Task directions. Write out the whole listing again, exactly.

[BEGIN Input]

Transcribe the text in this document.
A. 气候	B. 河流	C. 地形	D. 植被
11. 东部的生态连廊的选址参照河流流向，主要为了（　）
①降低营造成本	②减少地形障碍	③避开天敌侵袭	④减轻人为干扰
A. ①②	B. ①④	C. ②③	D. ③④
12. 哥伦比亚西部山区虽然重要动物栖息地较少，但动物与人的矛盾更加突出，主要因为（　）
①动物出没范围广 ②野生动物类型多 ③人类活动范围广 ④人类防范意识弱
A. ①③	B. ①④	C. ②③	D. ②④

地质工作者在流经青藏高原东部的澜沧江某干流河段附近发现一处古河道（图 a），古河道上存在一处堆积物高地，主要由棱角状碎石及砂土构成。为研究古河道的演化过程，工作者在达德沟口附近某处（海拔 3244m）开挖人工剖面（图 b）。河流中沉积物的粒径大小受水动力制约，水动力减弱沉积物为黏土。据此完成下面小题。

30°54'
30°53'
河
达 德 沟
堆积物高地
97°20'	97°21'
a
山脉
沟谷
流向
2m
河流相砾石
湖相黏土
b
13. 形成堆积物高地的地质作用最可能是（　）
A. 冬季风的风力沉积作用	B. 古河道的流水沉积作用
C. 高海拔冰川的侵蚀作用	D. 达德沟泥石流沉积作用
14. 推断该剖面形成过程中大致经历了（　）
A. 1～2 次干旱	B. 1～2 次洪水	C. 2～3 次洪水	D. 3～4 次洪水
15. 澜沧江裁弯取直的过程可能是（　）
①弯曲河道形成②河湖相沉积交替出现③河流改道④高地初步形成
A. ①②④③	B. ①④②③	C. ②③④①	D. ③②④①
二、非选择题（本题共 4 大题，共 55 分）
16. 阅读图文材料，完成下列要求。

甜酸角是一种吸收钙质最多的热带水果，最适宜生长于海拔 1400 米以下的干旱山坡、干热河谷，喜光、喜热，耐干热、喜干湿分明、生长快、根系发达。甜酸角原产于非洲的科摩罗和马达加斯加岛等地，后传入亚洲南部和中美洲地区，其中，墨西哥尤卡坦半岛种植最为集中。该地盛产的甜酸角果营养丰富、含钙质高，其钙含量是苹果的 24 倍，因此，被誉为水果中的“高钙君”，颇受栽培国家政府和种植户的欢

[END Input]

Response.
Transcribe the text in this document.
A. 气候	B. 河流	C. 地形	D. 植被
11. 东部的生态连廊的选址参照河流流向，主要为了（　）
①降低营造成本	②减少地形障碍	③避开天敌侵袭	④减轻人为干扰
A. ①②	B. ①④	C. ②③	D. ③④
12. 哥伦比亚西部山区虽然重要动物栖息地较少，但动物与人的矛盾更加突出，主要因为（　）
①动物出没范围广 ②野生动物类型多 ③人类活动范围广 ④人类防范意识弱
A. ①③	B. ①④	C. ②③	D. ②④

地质工作者在流经青藏高原东部的澜沧江某干流河段附近发现一处古河道（图 a），古河道上存在一处堆积物高地，主要由棱角状碎石及砂土构成。为研究古河道的演化过程，工作者在达德沟口附近某处（海拔 3244m）开挖人工剖面（图 b）。河流中沉积物的粒径大小受水动力制约，水动力减弱沉积物为黏土。据此完成下面小题。

30°54'
30°53'
河
达 德 沟
堆积物高地
97°20'	97°21'
a
山脉
沟谷
流向
2m
河流相砾石
湖相黏土
b
13. 形成堆积物高地的地质作用最可能是（　）
A. 冬季风的风力沉积作用	B. 古河道的流水沉积作用
C. 高海拔冰川的侵蚀作用	D. 达德沟泥石流沉积作用
14. 推断该剖面形成过程中大致经历了（　）
A. 1～2 次干旱	B. 1～2 次洪水	C. 2～3 次洪水	D. 3～4 次洪水
15. 澜沧江裁弯取直的过程可能是（　）
①弯曲河道形成②河湖相沉积交替出现③河流改道④高地初步形成
A. ①②④③	B. ①④②③	C. ②③④①	D. ③②④①
二、非选择题（本题共 4 大题，共 55 分）
16. 阅读图文材料，完成下列要求。

甜酸角是一种吸收钙质最多的热带水果，最适宜生长于海拔 1400 米以下的干旱山坡、干热河谷，喜光、喜热，耐干热、喜干湿分明、生长快、根系发达。甜酸角原产于非洲的科摩罗和马达加斯加岛等地，后传入亚洲南部和中美洲地区，其中，墨西哥尤卡坦半岛种植最为集中。该地盛产的甜酸角果营养丰富、含钙质高，其钙含量是苹果的 24 倍，因此，被誉为水果中的“高钙君”，颇受栽培国家政府和种植户的欢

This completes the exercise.